Written problem – Look through the material below and give the number of lines holding "JSON", with no other words.
>> start
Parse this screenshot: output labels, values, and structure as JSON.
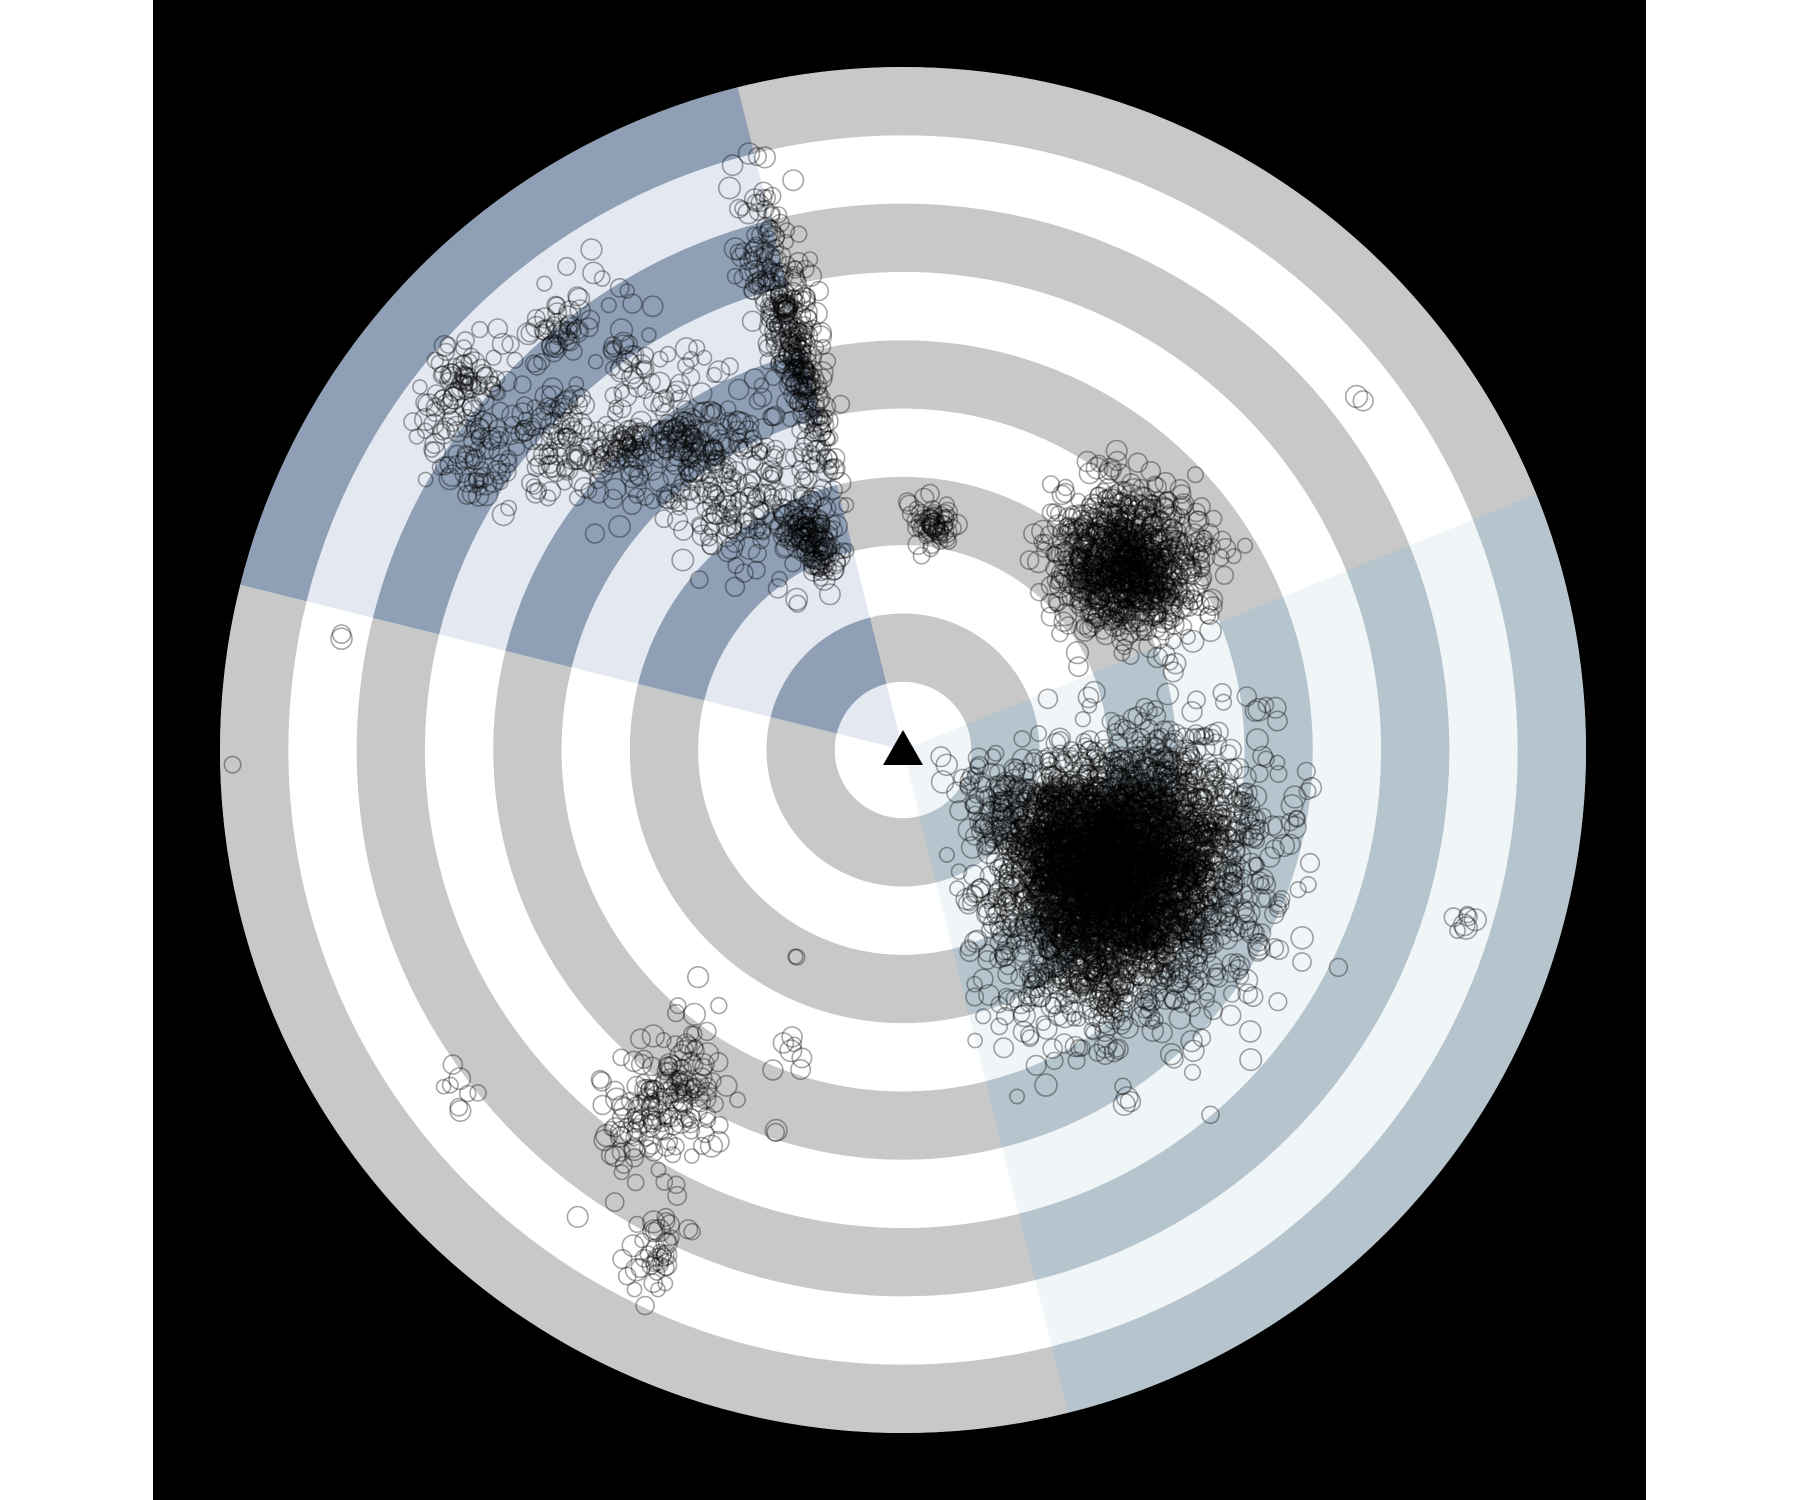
{
  "chart_data": {
    "type": "scatter",
    "coordinate_system": "polar",
    "title": "",
    "xlabel": "",
    "ylabel": "",
    "legend": "none",
    "grid": true,
    "background_color": "#000000",
    "radial_range": [
      0,
      10
    ],
    "ring_count": 10,
    "ring_colors": {
      "gray_band": "#c8c8c8",
      "white_band": "#ffffff"
    },
    "sectors": [
      {
        "start_bearing_deg": 284,
        "end_bearing_deg": 346,
        "colors": [
          "#e4e9f1",
          "#8e9fb6"
        ]
      },
      {
        "start_bearing_deg": 346,
        "end_bearing_deg": 68,
        "colors": [
          "#ffffff",
          "#c8c8c8"
        ]
      },
      {
        "start_bearing_deg": 68,
        "end_bearing_deg": 166,
        "colors": [
          "#f0f5f8",
          "#b5c4cd"
        ]
      },
      {
        "start_bearing_deg": 166,
        "end_bearing_deg": 284,
        "colors": [
          "#ffffff",
          "#c8c8c8"
        ]
      }
    ],
    "center_marker": {
      "shape": "triangle",
      "color": "#000000"
    },
    "point_style": {
      "marker": "circle-open",
      "stroke": "#000000",
      "opacity": 0.35
    },
    "series": [
      {
        "clusters": [
          {
            "bearing_deg": 120,
            "range": 3.7,
            "spread_deg": 26,
            "spread_range": 1.6,
            "count": 4200
          },
          {
            "bearing_deg": 50,
            "range": 4.3,
            "spread_deg": 13,
            "spread_range": 0.9,
            "count": 1000
          },
          {
            "bearing_deg": 8,
            "range": 3.3,
            "spread_deg": 5,
            "spread_range": 0.35,
            "count": 60
          },
          {
            "bearing_deg": 345,
            "range": 6.3,
            "spread_deg": 3,
            "spread_range": 1.9,
            "count": 340
          },
          {
            "bearing_deg": 337,
            "range": 3.4,
            "spread_deg": 5,
            "spread_range": 0.6,
            "count": 140
          },
          {
            "bearing_deg": 327,
            "range": 4.8,
            "spread_deg": 12,
            "spread_range": 1.4,
            "count": 260
          },
          {
            "bearing_deg": 325,
            "range": 7.0,
            "spread_deg": 6,
            "spread_range": 1.5,
            "count": 60
          },
          {
            "bearing_deg": 324,
            "range": 5.6,
            "spread_deg": 3,
            "spread_range": 0.3,
            "count": 40
          },
          {
            "bearing_deg": 318,
            "range": 6.0,
            "spread_deg": 3,
            "spread_range": 0.3,
            "count": 40
          },
          {
            "bearing_deg": 320,
            "range": 7.9,
            "spread_deg": 3,
            "spread_range": 0.3,
            "count": 30
          },
          {
            "bearing_deg": 313,
            "range": 6.6,
            "spread_deg": 6,
            "spread_range": 1.2,
            "count": 120
          },
          {
            "bearing_deg": 310,
            "range": 8.4,
            "spread_deg": 4,
            "spread_range": 0.5,
            "count": 70
          },
          {
            "bearing_deg": 305,
            "range": 7.6,
            "spread_deg": 5,
            "spread_range": 0.9,
            "count": 90
          },
          {
            "bearing_deg": 281,
            "range": 8.4,
            "spread_deg": 1,
            "spread_range": 0.05,
            "count": 2
          },
          {
            "bearing_deg": 268,
            "range": 9.8,
            "spread_deg": 1,
            "spread_range": 0.05,
            "count": 1
          },
          {
            "bearing_deg": 53,
            "range": 8.4,
            "spread_deg": 1,
            "spread_range": 0.05,
            "count": 2
          },
          {
            "bearing_deg": 107,
            "range": 8.6,
            "spread_deg": 1,
            "spread_range": 0.15,
            "count": 7
          },
          {
            "bearing_deg": 107,
            "range": 4.9,
            "spread_deg": 1,
            "spread_range": 0.05,
            "count": 1
          },
          {
            "bearing_deg": 117,
            "range": 5.2,
            "spread_deg": 1,
            "spread_range": 0.05,
            "count": 1
          },
          {
            "bearing_deg": 207,
            "range": 3.4,
            "spread_deg": 1,
            "spread_range": 0.05,
            "count": 2
          },
          {
            "bearing_deg": 203,
            "range": 4.7,
            "spread_deg": 4,
            "spread_range": 0.5,
            "count": 7
          },
          {
            "bearing_deg": 199,
            "range": 5.9,
            "spread_deg": 1,
            "spread_range": 0.05,
            "count": 2
          },
          {
            "bearing_deg": 214,
            "range": 6.3,
            "spread_deg": 7,
            "spread_range": 1.1,
            "count": 170
          },
          {
            "bearing_deg": 206,
            "range": 8.2,
            "spread_deg": 2,
            "spread_range": 0.6,
            "count": 40
          },
          {
            "bearing_deg": 216,
            "range": 5.3,
            "spread_deg": 2,
            "spread_range": 0.2,
            "count": 4
          },
          {
            "bearing_deg": 233,
            "range": 8.3,
            "spread_deg": 3,
            "spread_range": 0.4,
            "count": 8
          }
        ]
      }
    ]
  }
}
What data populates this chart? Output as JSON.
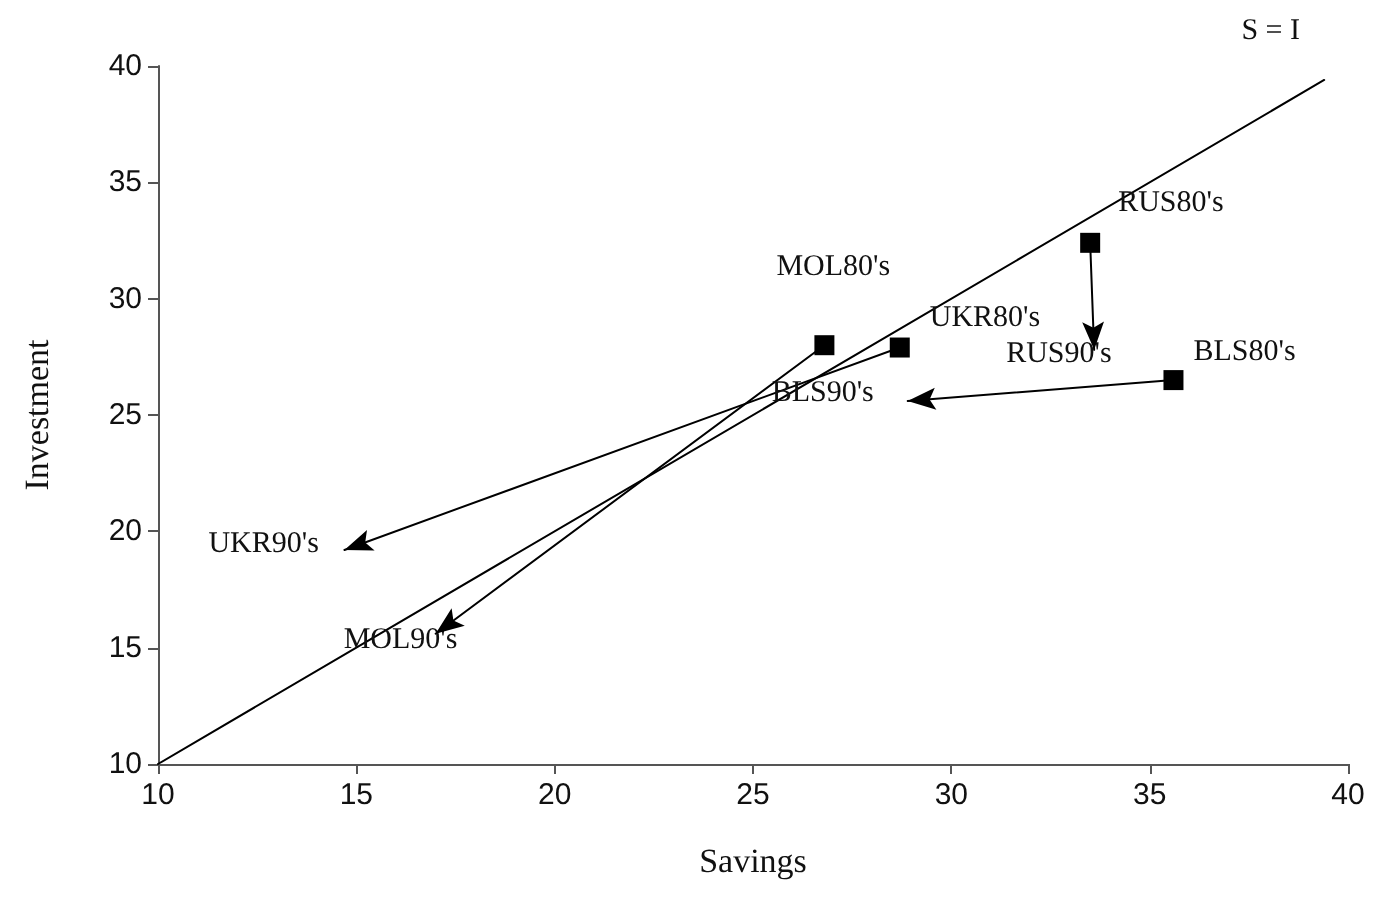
{
  "chart_data": {
    "type": "line",
    "xlabel": "Savings",
    "ylabel": "Investment",
    "xlim": [
      10,
      40
    ],
    "xticks": [
      10,
      15,
      20,
      25,
      30,
      35,
      40
    ],
    "ylim": [
      10,
      40
    ],
    "yticks": [
      10,
      15,
      20,
      25,
      30,
      35,
      40
    ],
    "grid": false,
    "marker": "square",
    "series": [
      {
        "color": "#000000",
        "marker": "none",
        "x": [
          10,
          39.4
        ],
        "values": [
          10,
          39.4
        ]
      },
      {
        "color": "#000000",
        "x": [
          26.8,
          17.0
        ],
        "values": [
          28.0,
          15.6
        ]
      },
      {
        "color": "#000000",
        "x": [
          28.7,
          14.7
        ],
        "values": [
          27.9,
          19.2
        ]
      },
      {
        "color": "#000000",
        "x": [
          33.5,
          33.6
        ],
        "values": [
          32.4,
          27.8
        ]
      },
      {
        "color": "#000000",
        "x": [
          35.6,
          28.9
        ],
        "values": [
          26.5,
          25.6
        ]
      }
    ],
    "annotations": [
      {
        "text": "MOL80's",
        "x": 26.8,
        "y": 28.0
      },
      {
        "text": "UKR80's",
        "x": 28.7,
        "y": 27.9
      },
      {
        "text": "RUS80's",
        "x": 33.5,
        "y": 32.4
      },
      {
        "text": "BLS80's",
        "x": 35.6,
        "y": 26.5
      },
      {
        "text": "MOL90's",
        "x": 17.0,
        "y": 15.6
      },
      {
        "text": "UKR90's",
        "x": 14.7,
        "y": 19.2
      },
      {
        "text": "RUS90's",
        "x": 33.6,
        "y": 27.8
      },
      {
        "text": "BLS90's",
        "x": 28.9,
        "y": 25.6
      },
      "S = I"
    ]
  }
}
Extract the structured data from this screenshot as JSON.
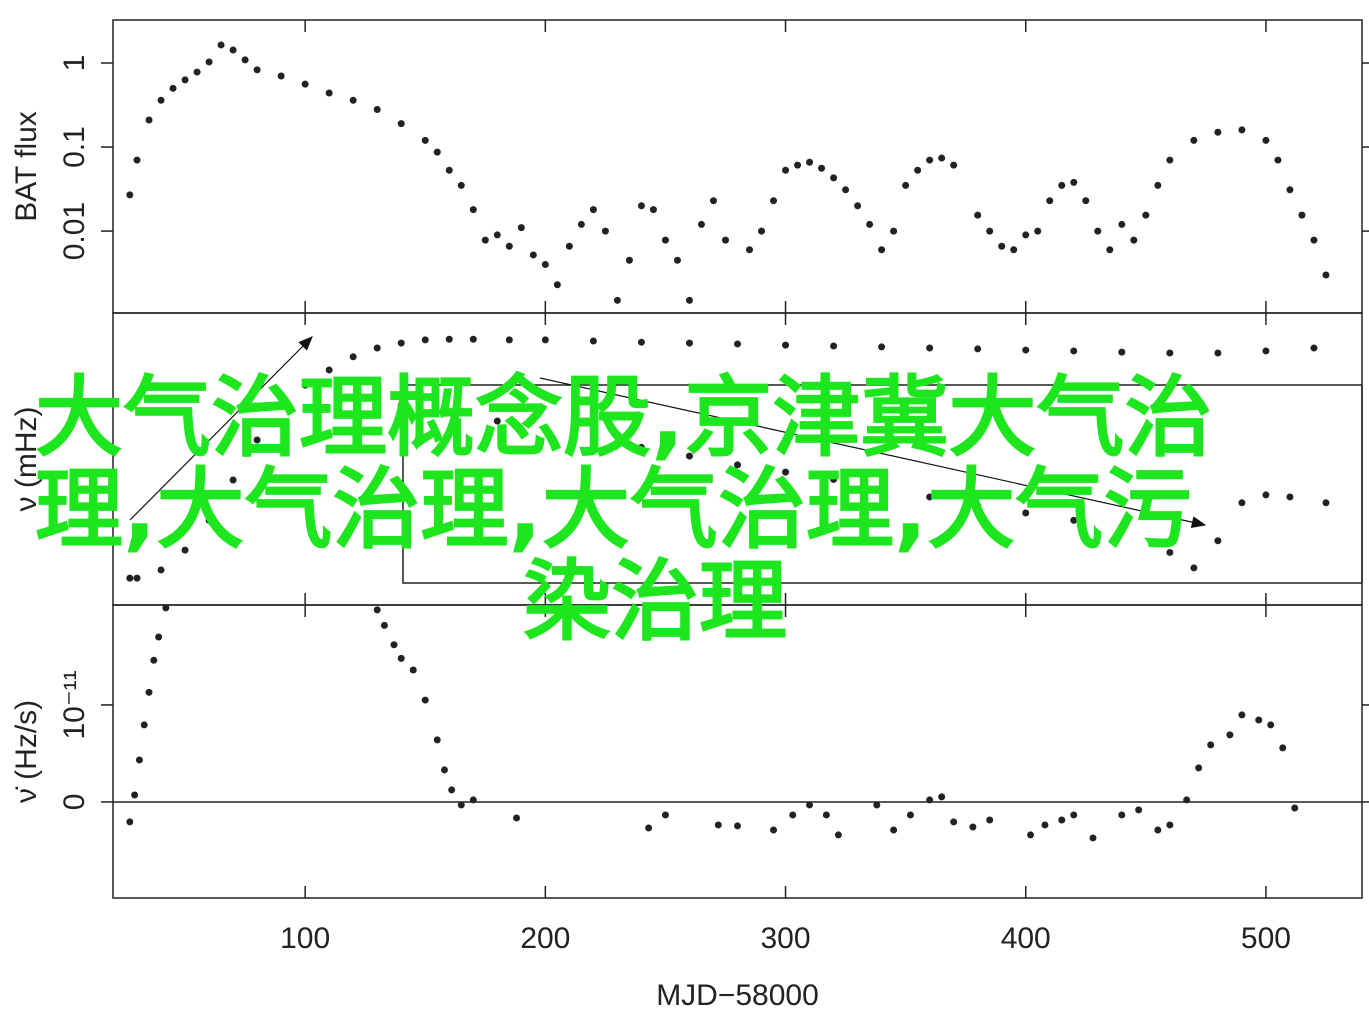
{
  "chart_data": [
    {
      "type": "scatter",
      "ylabel": "BAT flux",
      "log_y": true,
      "xlim": [
        20,
        540
      ],
      "ylim": [
        0.00106,
        3.25
      ],
      "yticks": [
        0.01,
        0.1,
        1
      ],
      "series": [
        {
          "color": "#222222",
          "x": [
            27,
            30,
            35,
            40,
            45,
            50,
            55,
            60,
            65,
            70,
            75,
            80,
            90,
            100,
            110,
            120,
            130,
            140,
            150,
            155,
            160,
            165,
            170,
            175,
            180,
            185,
            190,
            195,
            200,
            205,
            210,
            215,
            220,
            225,
            230,
            235,
            240,
            245,
            250,
            255,
            260,
            265,
            270,
            275,
            285,
            290,
            295,
            300,
            305,
            310,
            315,
            320,
            325,
            330,
            335,
            340,
            345,
            350,
            355,
            360,
            365,
            370,
            380,
            385,
            390,
            395,
            400,
            405,
            410,
            415,
            420,
            425,
            430,
            435,
            440,
            445,
            450,
            455,
            460,
            470,
            480,
            490,
            500,
            505,
            510,
            515,
            520,
            525
          ],
          "values": [
            0.027,
            0.07,
            0.21,
            0.36,
            0.5,
            0.63,
            0.78,
            1.03,
            1.64,
            1.43,
            1.09,
            0.83,
            0.7,
            0.56,
            0.44,
            0.36,
            0.28,
            0.19,
            0.12,
            0.087,
            0.053,
            0.035,
            0.018,
            0.0078,
            0.009,
            0.0066,
            0.011,
            0.0052,
            0.004,
            0.0023,
            0.0066,
            0.012,
            0.018,
            0.01,
            0.0015,
            0.0045,
            0.02,
            0.018,
            0.0078,
            0.0045,
            0.0015,
            0.012,
            0.023,
            0.0078,
            0.006,
            0.01,
            0.023,
            0.053,
            0.061,
            0.066,
            0.056,
            0.043,
            0.031,
            0.02,
            0.012,
            0.006,
            0.01,
            0.035,
            0.053,
            0.07,
            0.074,
            0.061,
            0.0155,
            0.01,
            0.0066,
            0.006,
            0.009,
            0.01,
            0.023,
            0.035,
            0.038,
            0.023,
            0.01,
            0.006,
            0.012,
            0.0078,
            0.0155,
            0.035,
            0.07,
            0.12,
            0.15,
            0.16,
            0.12,
            0.07,
            0.031,
            0.0155,
            0.0078,
            0.003
          ]
        }
      ]
    },
    {
      "type": "scatter",
      "ylabel": "ν (mHz)",
      "xlim": [
        20,
        540
      ],
      "ylim": [
        0,
        100
      ],
      "series": [
        {
          "color": "#222222",
          "x": [
            27,
            30,
            40,
            50,
            60,
            70,
            80,
            90,
            100,
            110,
            120,
            130,
            140,
            150,
            160,
            170,
            185,
            200,
            220,
            240,
            260,
            280,
            300,
            320,
            340,
            360,
            380,
            400,
            420,
            440,
            460,
            480,
            500,
            520
          ],
          "values": [
            9.2,
            9.2,
            12,
            18.8,
            29,
            42.8,
            56.5,
            68.5,
            75.3,
            80.5,
            85,
            88,
            89.7,
            90.8,
            91,
            91,
            90.8,
            90.8,
            90.4,
            90,
            89.7,
            89.4,
            89,
            88.7,
            88.4,
            88,
            87.7,
            87.3,
            87,
            86.6,
            86.3,
            86.3,
            87,
            88
          ]
        },
        {
          "color": "#222222",
          "x": [
            140,
            160,
            180,
            200,
            220,
            240,
            260,
            280,
            300,
            320,
            340,
            360,
            380,
            400,
            420,
            440,
            460,
            470,
            480,
            490,
            500,
            510,
            525
          ],
          "values": [
            68.5,
            66,
            63,
            60,
            57,
            54,
            51,
            48,
            45.5,
            43,
            40,
            37,
            34,
            31.5,
            29,
            26,
            18,
            12.7,
            22,
            35,
            37.7,
            37,
            35
          ]
        }
      ]
    },
    {
      "type": "scatter",
      "ylabel": "ν̇ (Hz/s)",
      "xlabel": "MJD−58000",
      "zero_line": true,
      "xlim": [
        20,
        540
      ],
      "ylim": [
        -9.9e-12,
        2.03e-11
      ],
      "yticks": [
        0,
        {
          "value": 1e-11,
          "label": "10⁻¹¹"
        }
      ],
      "xticks": [
        100,
        200,
        300,
        400,
        500
      ],
      "series": [
        {
          "color": "#222222",
          "x": [
            27,
            29,
            31,
            33,
            35,
            37,
            39,
            42,
            130,
            133,
            137,
            140,
            145,
            150,
            155,
            158,
            161,
            165,
            170,
            188,
            243,
            250,
            272,
            280,
            295,
            303,
            310,
            317,
            322,
            338,
            345,
            352,
            360,
            365,
            370,
            378,
            385,
            402,
            408,
            415,
            420,
            428,
            440,
            447,
            455,
            460,
            467,
            472,
            477,
            485,
            490,
            497,
            502,
            507,
            512
          ],
          "values": [
            -2.06e-12,
            7.2e-13,
            4.33e-12,
            7.94e-12,
            1.13e-11,
            1.46e-11,
            1.7e-11,
            2e-11,
            1.98e-11,
            1.82e-11,
            1.62e-11,
            1.48e-11,
            1.36e-11,
            1.05e-11,
            6.4e-12,
            3.3e-12,
            1.24e-12,
            -3.1e-13,
            2.1e-13,
            -1.65e-12,
            -2.68e-12,
            -1.34e-12,
            -2.37e-12,
            -2.47e-12,
            -2.89e-12,
            -1.34e-12,
            -3.1e-13,
            -1.34e-12,
            -3.4e-12,
            -3.1e-13,
            -2.89e-12,
            -1.34e-12,
            2.1e-13,
            5.2e-13,
            -2.06e-12,
            -2.58e-12,
            -1.86e-12,
            -3.4e-12,
            -2.37e-12,
            -1.86e-12,
            -1.34e-12,
            -3.71e-12,
            -1.34e-12,
            -8.2e-13,
            -2.89e-12,
            -2.37e-12,
            2.1e-13,
            3.51e-12,
            5.88e-12,
            6.91e-12,
            8.97e-12,
            8.45e-12,
            7.94e-12,
            5.57e-12,
            -6.2e-13
          ]
        }
      ]
    }
  ],
  "overlay_text": "大气治理概念股,京津冀大气治理,大气治理,大气治理,大气污染治理"
}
>> end
Expected answer – 3